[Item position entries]
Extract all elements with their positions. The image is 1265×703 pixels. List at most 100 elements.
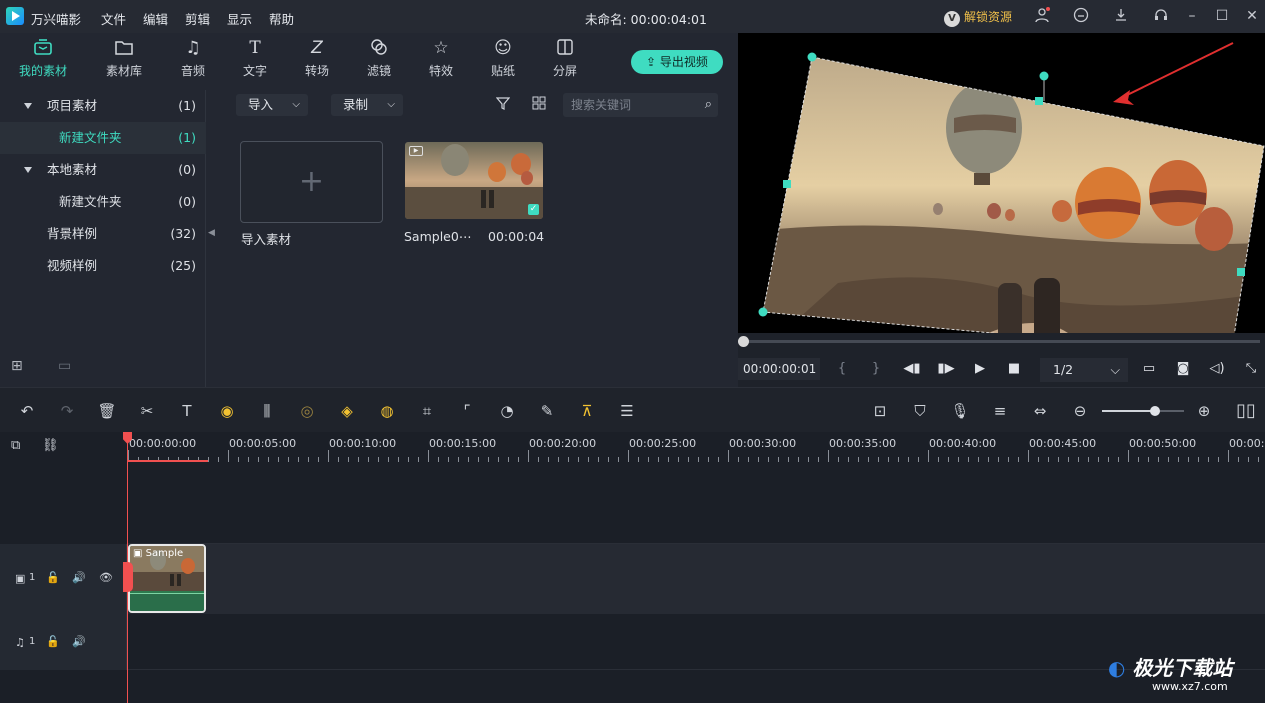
- zoom-slider-knob[interactable]: [1150, 406, 1161, 416]
- text-insert-icon[interactable]: T: [177, 401, 197, 421]
- layout-panels-icon[interactable]: ▯▯: [1236, 401, 1256, 421]
- menu-view[interactable]: 显示: [227, 9, 252, 28]
- zoom-in-icon[interactable]: ⊕: [1194, 401, 1214, 421]
- tab-effects[interactable]: ☆ 特效: [414, 37, 468, 79]
- tab-library[interactable]: 素材库: [97, 37, 151, 79]
- render-preview-icon[interactable]: ⊡: [870, 401, 890, 421]
- preview-quality-select[interactable]: 1/2 ⌵: [1040, 358, 1128, 382]
- music-note-icon: ♫: [185, 38, 201, 58]
- previous-frame-icon[interactable]: ◀▮: [903, 360, 921, 378]
- undo-icon[interactable]: ↶: [17, 401, 37, 421]
- search-input[interactable]: 搜索关键词 ⌕: [563, 93, 718, 117]
- new-folder-icon[interactable]: ⊞: [11, 358, 23, 374]
- microphone-icon[interactable]: 🎙: [950, 401, 970, 421]
- menu-clip[interactable]: 剪辑: [185, 9, 210, 28]
- ruler-tick: [1078, 457, 1079, 462]
- ruler-tick: [1158, 457, 1159, 462]
- folder-outline-icon[interactable]: ▭: [58, 358, 71, 374]
- lock-icon[interactable]: 🔓: [46, 635, 60, 648]
- fullscreen-icon[interactable]: ⤡: [1242, 360, 1260, 378]
- transition-icon: Z: [311, 38, 323, 58]
- shield-marker-icon[interactable]: ⛉: [910, 401, 930, 421]
- zoom-out-icon[interactable]: ⊖: [1070, 401, 1090, 421]
- color-palette-icon[interactable]: ◍: [377, 401, 397, 421]
- keyframe-icon[interactable]: ◈: [337, 401, 357, 421]
- stop-icon[interactable]: ■: [1005, 360, 1023, 378]
- headset-icon[interactable]: [1152, 7, 1170, 25]
- tab-split-screen[interactable]: 分屏: [538, 37, 592, 79]
- ruler-tick: [1068, 457, 1069, 462]
- tab-transition[interactable]: Z 转场: [290, 37, 344, 79]
- next-frame-icon[interactable]: ▮▶: [937, 360, 955, 378]
- snapshot-camera-icon[interactable]: ◙: [1174, 360, 1192, 378]
- edit-toolbar: ↶ ↷ 🗑 ✂ T ◉ ⫼ ◎ ◈ ◍ ⌗ ⌜ ◔ ✎ ⊼ ☰ ⊡ ⛉ 🎙 ≡ …: [0, 387, 1265, 432]
- speed-icon[interactable]: ◔: [497, 401, 517, 421]
- export-video-button[interactable]: ⇪ 导出视频: [631, 50, 723, 74]
- tree-item-new-folder-selected[interactable]: 新建文件夹 (1): [0, 122, 206, 154]
- import-dropdown[interactable]: 导入 ⌵: [236, 94, 308, 116]
- mark-out-icon[interactable]: }: [867, 360, 885, 378]
- timeline-playhead[interactable]: [127, 432, 128, 703]
- menu-file[interactable]: 文件: [101, 9, 126, 28]
- ruler-tick: [1088, 457, 1089, 462]
- playback-scrubber[interactable]: [738, 336, 749, 347]
- filter-funnel-icon[interactable]: [495, 96, 511, 113]
- tree-item-project-media[interactable]: 项目素材 (1): [0, 90, 206, 122]
- lock-icon[interactable]: 🔓: [46, 571, 60, 584]
- media-clip-thumbnail[interactable]: ▶ ✓: [405, 142, 543, 219]
- tree-item-backgrounds[interactable]: 背景样例 (32): [0, 218, 206, 250]
- add-track-icon[interactable]: ⧉: [11, 438, 20, 453]
- volume-icon[interactable]: ◁): [1208, 360, 1226, 378]
- zoom-slider[interactable]: [1102, 406, 1184, 416]
- ruler-tick: [978, 457, 979, 462]
- record-dropdown[interactable]: 录制 ⌵: [331, 94, 403, 116]
- cut-scissors-icon[interactable]: ✂: [137, 401, 157, 421]
- speaker-icon[interactable]: 🔊: [72, 571, 86, 584]
- crop-icon[interactable]: ⌜: [457, 401, 477, 421]
- search-icon[interactable]: ⌕: [705, 93, 712, 117]
- import-media-tile[interactable]: +: [240, 141, 383, 223]
- audio-mixer-icon[interactable]: ≡: [990, 401, 1010, 421]
- delete-icon[interactable]: 🗑: [97, 401, 117, 421]
- audio-split-icon[interactable]: ⫼: [257, 401, 277, 421]
- redo-icon[interactable]: ↷: [57, 401, 77, 421]
- green-screen-icon[interactable]: ⊼: [577, 401, 597, 421]
- close-icon[interactable]: ✕: [1243, 7, 1261, 25]
- tab-filter[interactable]: 滤镜: [352, 37, 406, 79]
- unlock-resources-button[interactable]: V 解锁资源: [944, 8, 1012, 27]
- feedback-icon[interactable]: [1072, 7, 1090, 25]
- tab-text[interactable]: T 文字: [228, 37, 282, 79]
- fit-timeline-icon[interactable]: ⇔: [1030, 401, 1050, 421]
- eye-icon[interactable]: 👁: [99, 571, 113, 584]
- speech-to-text-icon[interactable]: ◎: [297, 401, 317, 421]
- menu-help[interactable]: 帮助: [269, 9, 294, 28]
- speaker-icon[interactable]: 🔊: [72, 635, 86, 648]
- tree-item-new-folder[interactable]: 新建文件夹 (0): [0, 186, 206, 218]
- playback-progress-bar[interactable]: [743, 340, 1260, 343]
- adjust-sliders-icon[interactable]: ☰: [617, 401, 637, 421]
- maximize-icon[interactable]: ☐: [1213, 7, 1231, 25]
- download-icon[interactable]: [1112, 7, 1130, 25]
- timeline-video-clip[interactable]: ▣ Sample: [128, 544, 206, 613]
- tab-audio[interactable]: ♫ 音频: [166, 37, 220, 79]
- eyedropper-icon[interactable]: ✎: [537, 401, 557, 421]
- app-name: 万兴喵影: [31, 12, 82, 27]
- audio-detach-icon[interactable]: ◉: [217, 401, 237, 421]
- video-track[interactable]: [127, 544, 1265, 614]
- display-icon[interactable]: ▭: [1140, 360, 1158, 378]
- mark-in-icon[interactable]: {: [833, 360, 851, 378]
- tab-stickers[interactable]: ☺ 贴纸: [476, 37, 530, 79]
- tab-my-media[interactable]: 我的素材: [16, 37, 70, 79]
- collapse-panel-icon[interactable]: ◀: [208, 228, 215, 238]
- tree-item-local-media[interactable]: 本地素材 (0): [0, 154, 206, 186]
- account-icon[interactable]: [1033, 7, 1051, 25]
- minimize-icon[interactable]: –: [1183, 7, 1201, 25]
- play-icon[interactable]: ▶: [971, 360, 989, 378]
- motion-track-icon[interactable]: ⌗: [417, 401, 437, 421]
- grid-view-icon[interactable]: [532, 96, 546, 113]
- menu-edit[interactable]: 编辑: [143, 9, 168, 28]
- tree-item-video-samples[interactable]: 视频样例 (25): [0, 250, 206, 282]
- link-icon[interactable]: ⛓: [42, 438, 59, 453]
- timeline-ruler[interactable]: ⧉ ⛓ 00:00:00:00 00:00:05:00 00:00:10:00 00:…: [0, 432, 1265, 465]
- audio-track[interactable]: [127, 614, 1265, 670]
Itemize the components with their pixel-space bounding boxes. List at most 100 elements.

* [EXERCISE DETAILS]: Reproduce every item above word for word, but omit the pictures.

* [ANSWER TO THIS TASK]:
Extract all elements with their positions. The image is 1265×703 pixels. List at most 100 elements.
- zoom-slider-knob[interactable]: [1150, 406, 1161, 416]
- text-insert-icon[interactable]: T: [177, 401, 197, 421]
- layout-panels-icon[interactable]: ▯▯: [1236, 401, 1256, 421]
- menu-view[interactable]: 显示: [227, 9, 252, 28]
- zoom-in-icon[interactable]: ⊕: [1194, 401, 1214, 421]
- tab-effects[interactable]: ☆ 特效: [414, 37, 468, 79]
- tab-library[interactable]: 素材库: [97, 37, 151, 79]
- render-preview-icon[interactable]: ⊡: [870, 401, 890, 421]
- preview-quality-select[interactable]: 1/2 ⌵: [1040, 358, 1128, 382]
- music-note-icon: ♫: [185, 38, 201, 58]
- previous-frame-icon[interactable]: ◀▮: [903, 360, 921, 378]
- undo-icon[interactable]: ↶: [17, 401, 37, 421]
- search-input[interactable]: 搜索关键词 ⌕: [563, 93, 718, 117]
- new-folder-icon[interactable]: ⊞: [11, 358, 23, 374]
- microphone-icon[interactable]: 🎙: [950, 401, 970, 421]
- menu-clip[interactable]: 剪辑: [185, 9, 210, 28]
- ruler-tick: [1078, 457, 1079, 462]
- ruler-tick: [1158, 457, 1159, 462]
- folder-outline-icon[interactable]: ▭: [58, 358, 71, 374]
- lock-icon[interactable]: 🔓: [46, 635, 60, 648]
- fullscreen-icon[interactable]: ⤡: [1242, 360, 1260, 378]
- transition-icon: Z: [311, 38, 323, 58]
- shield-marker-icon[interactable]: ⛉: [910, 401, 930, 421]
- zoom-out-icon[interactable]: ⊖: [1070, 401, 1090, 421]
- color-palette-icon[interactable]: ◍: [377, 401, 397, 421]
- keyframe-icon[interactable]: ◈: [337, 401, 357, 421]
- stop-icon[interactable]: ■: [1005, 360, 1023, 378]
- headset-icon[interactable]: [1152, 7, 1170, 25]
- tab-split-screen[interactable]: 分屏: [538, 37, 592, 79]
- ruler-tick: [1068, 457, 1069, 462]
- tab-transition[interactable]: Z 转场: [290, 37, 344, 79]
- next-frame-icon[interactable]: ▮▶: [937, 360, 955, 378]
- snapshot-camera-icon[interactable]: ◙: [1174, 360, 1192, 378]
- edit-toolbar: ↶ ↷ 🗑 ✂ T ◉ ⫼ ◎ ◈ ◍ ⌗ ⌜ ◔ ✎ ⊼ ☰ ⊡ ⛉ 🎙 ≡ …: [0, 387, 1265, 432]
- speed-icon[interactable]: ◔: [497, 401, 517, 421]
- export-video-button[interactable]: ⇪ 导出视频: [631, 50, 723, 74]
- tree-item-new-folder-selected[interactable]: 新建文件夹 (1): [0, 122, 206, 154]
- import-dropdown[interactable]: 导入 ⌵: [236, 94, 308, 116]
- mark-out-icon[interactable]: }: [867, 360, 885, 378]
- timeline-playhead[interactable]: [127, 432, 128, 703]
- menu-file[interactable]: 文件: [101, 9, 126, 28]
- ruler-tick: [1088, 457, 1089, 462]
- playback-scrubber[interactable]: [738, 336, 749, 347]
- filter-funnel-icon[interactable]: [495, 96, 511, 113]
- tree-item-project-media[interactable]: 项目素材 (1): [0, 90, 206, 122]
- lock-icon[interactable]: 🔓: [46, 571, 60, 584]
- media-clip-thumbnail[interactable]: ▶ ✓: [405, 142, 543, 219]
- tree-item-backgrounds[interactable]: 背景样例 (32): [0, 218, 206, 250]
- add-track-icon[interactable]: ⧉: [11, 438, 20, 453]
- volume-icon[interactable]: ◁): [1208, 360, 1226, 378]
- zoom-slider[interactable]: [1102, 406, 1184, 416]
- ruler-tick: [978, 457, 979, 462]
- record-dropdown[interactable]: 录制 ⌵: [331, 94, 403, 116]
- cut-scissors-icon[interactable]: ✂: [137, 401, 157, 421]
- speaker-icon[interactable]: 🔊: [72, 571, 86, 584]
- crop-icon[interactable]: ⌜: [457, 401, 477, 421]
- search-icon[interactable]: ⌕: [705, 93, 712, 117]
- import-media-tile[interactable]: +: [240, 141, 383, 223]
- audio-mixer-icon[interactable]: ≡: [990, 401, 1010, 421]
- delete-icon[interactable]: 🗑: [97, 401, 117, 421]
- audio-split-icon[interactable]: ⫼: [257, 401, 277, 421]
- redo-icon[interactable]: ↷: [57, 401, 77, 421]
- green-screen-icon[interactable]: ⊼: [577, 401, 597, 421]
- close-icon[interactable]: ✕: [1243, 7, 1261, 25]
- tab-filter[interactable]: 滤镜: [352, 37, 406, 79]
- unlock-resources-button[interactable]: V 解锁资源: [944, 8, 1012, 27]
- feedback-icon[interactable]: [1072, 7, 1090, 25]
- tab-text[interactable]: T 文字: [228, 37, 282, 79]
- fit-timeline-icon[interactable]: ⇔: [1030, 401, 1050, 421]
- eye-icon[interactable]: 👁: [99, 571, 113, 584]
- speech-to-text-icon[interactable]: ◎: [297, 401, 317, 421]
- menu-help[interactable]: 帮助: [269, 9, 294, 28]
- speaker-icon[interactable]: 🔊: [72, 635, 86, 648]
- tree-item-new-folder[interactable]: 新建文件夹 (0): [0, 186, 206, 218]
- playback-progress-bar[interactable]: [743, 340, 1260, 343]
- adjust-sliders-icon[interactable]: ☰: [617, 401, 637, 421]
- maximize-icon[interactable]: ☐: [1213, 7, 1231, 25]
- download-icon[interactable]: [1112, 7, 1130, 25]
- timeline-video-clip[interactable]: ▣ Sample: [128, 544, 206, 613]
- tab-audio[interactable]: ♫ 音频: [166, 37, 220, 79]
- eyedropper-icon[interactable]: ✎: [537, 401, 557, 421]
- app-name: 万兴喵影: [31, 12, 82, 27]
- audio-detach-icon[interactable]: ◉: [217, 401, 237, 421]
- video-track[interactable]: [127, 544, 1265, 614]
- display-icon[interactable]: ▭: [1140, 360, 1158, 378]
- mark-in-icon[interactable]: {: [833, 360, 851, 378]
- tab-stickers[interactable]: ☺ 贴纸: [476, 37, 530, 79]
- tab-my-media[interactable]: 我的素材: [16, 37, 70, 79]
- collapse-panel-icon[interactable]: ◀: [208, 228, 215, 238]
- tree-item-local-media[interactable]: 本地素材 (0): [0, 154, 206, 186]
- account-icon[interactable]: [1033, 7, 1051, 25]
- minimize-icon[interactable]: –: [1183, 7, 1201, 25]
- play-icon[interactable]: ▶: [971, 360, 989, 378]
- motion-track-icon[interactable]: ⌗: [417, 401, 437, 421]
- grid-view-icon[interactable]: [532, 96, 546, 113]
- menu-edit[interactable]: 编辑: [143, 9, 168, 28]
- tree-item-video-samples[interactable]: 视频样例 (25): [0, 250, 206, 282]
- link-icon[interactable]: ⛓: [42, 438, 59, 453]
- timeline-ruler[interactable]: ⧉ ⛓ 00:00:00:00 00:00:05:00 00:00:10:00 00:…: [0, 432, 1265, 465]
- audio-track[interactable]: [127, 614, 1265, 670]
Itemize the components with their pixel-space bounding boxes. List at most 100 elements.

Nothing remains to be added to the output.